··· Exercise input ···

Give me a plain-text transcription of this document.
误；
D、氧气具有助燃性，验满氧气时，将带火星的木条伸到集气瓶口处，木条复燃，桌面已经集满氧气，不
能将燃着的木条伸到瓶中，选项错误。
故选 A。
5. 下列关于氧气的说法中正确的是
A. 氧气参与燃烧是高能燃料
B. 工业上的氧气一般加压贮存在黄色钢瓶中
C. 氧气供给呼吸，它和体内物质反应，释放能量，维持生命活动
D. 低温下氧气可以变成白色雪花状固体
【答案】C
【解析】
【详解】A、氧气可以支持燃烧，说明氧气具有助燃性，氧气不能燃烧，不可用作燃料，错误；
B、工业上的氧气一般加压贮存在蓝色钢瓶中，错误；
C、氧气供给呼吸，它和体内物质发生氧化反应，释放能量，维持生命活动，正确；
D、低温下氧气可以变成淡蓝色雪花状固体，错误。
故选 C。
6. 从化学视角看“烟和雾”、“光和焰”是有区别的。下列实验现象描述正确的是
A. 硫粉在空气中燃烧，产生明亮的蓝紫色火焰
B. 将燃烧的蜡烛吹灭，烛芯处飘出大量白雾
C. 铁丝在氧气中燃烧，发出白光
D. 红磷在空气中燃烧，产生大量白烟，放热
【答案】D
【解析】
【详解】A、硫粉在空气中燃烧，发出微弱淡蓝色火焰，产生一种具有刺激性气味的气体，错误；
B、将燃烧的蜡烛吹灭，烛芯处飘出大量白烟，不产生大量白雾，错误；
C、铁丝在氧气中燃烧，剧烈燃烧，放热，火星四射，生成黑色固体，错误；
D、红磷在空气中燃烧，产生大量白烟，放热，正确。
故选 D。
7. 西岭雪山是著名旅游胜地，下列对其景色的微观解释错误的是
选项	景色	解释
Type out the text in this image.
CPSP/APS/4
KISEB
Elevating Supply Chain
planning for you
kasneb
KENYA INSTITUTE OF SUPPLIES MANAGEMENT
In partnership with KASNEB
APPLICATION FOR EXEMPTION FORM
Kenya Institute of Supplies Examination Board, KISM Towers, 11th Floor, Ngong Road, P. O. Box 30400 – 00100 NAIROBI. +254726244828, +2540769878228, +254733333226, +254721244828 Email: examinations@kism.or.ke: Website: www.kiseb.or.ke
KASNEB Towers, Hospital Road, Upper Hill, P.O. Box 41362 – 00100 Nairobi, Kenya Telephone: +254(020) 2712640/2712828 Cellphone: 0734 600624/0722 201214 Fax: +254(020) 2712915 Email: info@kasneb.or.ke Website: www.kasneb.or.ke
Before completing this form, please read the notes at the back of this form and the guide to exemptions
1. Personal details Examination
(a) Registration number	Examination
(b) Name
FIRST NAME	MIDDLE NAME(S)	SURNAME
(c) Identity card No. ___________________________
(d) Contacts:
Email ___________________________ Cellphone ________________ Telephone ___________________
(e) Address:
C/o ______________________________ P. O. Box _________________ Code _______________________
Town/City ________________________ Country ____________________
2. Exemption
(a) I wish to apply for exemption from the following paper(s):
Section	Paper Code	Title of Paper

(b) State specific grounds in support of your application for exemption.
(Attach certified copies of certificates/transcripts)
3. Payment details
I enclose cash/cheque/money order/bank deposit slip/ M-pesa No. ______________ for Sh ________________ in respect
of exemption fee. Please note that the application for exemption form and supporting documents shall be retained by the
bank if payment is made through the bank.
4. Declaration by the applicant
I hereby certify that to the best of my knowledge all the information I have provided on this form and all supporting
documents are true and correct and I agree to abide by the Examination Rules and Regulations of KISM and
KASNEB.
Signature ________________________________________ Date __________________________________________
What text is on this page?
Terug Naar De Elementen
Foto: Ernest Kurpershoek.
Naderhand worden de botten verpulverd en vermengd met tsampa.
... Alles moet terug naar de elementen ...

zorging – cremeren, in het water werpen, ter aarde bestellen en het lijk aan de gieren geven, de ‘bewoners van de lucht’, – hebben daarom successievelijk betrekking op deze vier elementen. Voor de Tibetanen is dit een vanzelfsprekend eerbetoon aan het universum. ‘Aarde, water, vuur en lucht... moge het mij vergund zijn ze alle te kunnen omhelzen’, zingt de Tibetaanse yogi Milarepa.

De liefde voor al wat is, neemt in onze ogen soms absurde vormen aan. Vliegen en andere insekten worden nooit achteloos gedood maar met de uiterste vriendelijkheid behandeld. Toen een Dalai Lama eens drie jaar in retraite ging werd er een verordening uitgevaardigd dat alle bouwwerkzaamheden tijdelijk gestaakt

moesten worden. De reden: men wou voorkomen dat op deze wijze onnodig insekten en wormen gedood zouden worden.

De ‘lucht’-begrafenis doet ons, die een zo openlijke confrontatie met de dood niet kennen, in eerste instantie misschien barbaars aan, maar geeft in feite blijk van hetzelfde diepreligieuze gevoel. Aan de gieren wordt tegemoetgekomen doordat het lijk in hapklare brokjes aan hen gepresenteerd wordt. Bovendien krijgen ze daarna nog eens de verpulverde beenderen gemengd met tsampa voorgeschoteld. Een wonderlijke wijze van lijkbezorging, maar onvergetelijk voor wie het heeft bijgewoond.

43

···

Set problem: Copy and report every line where the word "Telephone" is present.

Written solution:
KASNEB Towers, Hospital Road, Upper Hill, P.O. Box 41362 – 00100 Nairobi, Kenya Telephone: +254(020) 2712640/2712828 Cellphone: 0734 600624/0722 201214 Fax: +254(020) 2712915 Email: info@kasneb.or.ke Website: www.kasneb.or.ke
Email ___________________________ Cellphone ________________ Telephone ___________________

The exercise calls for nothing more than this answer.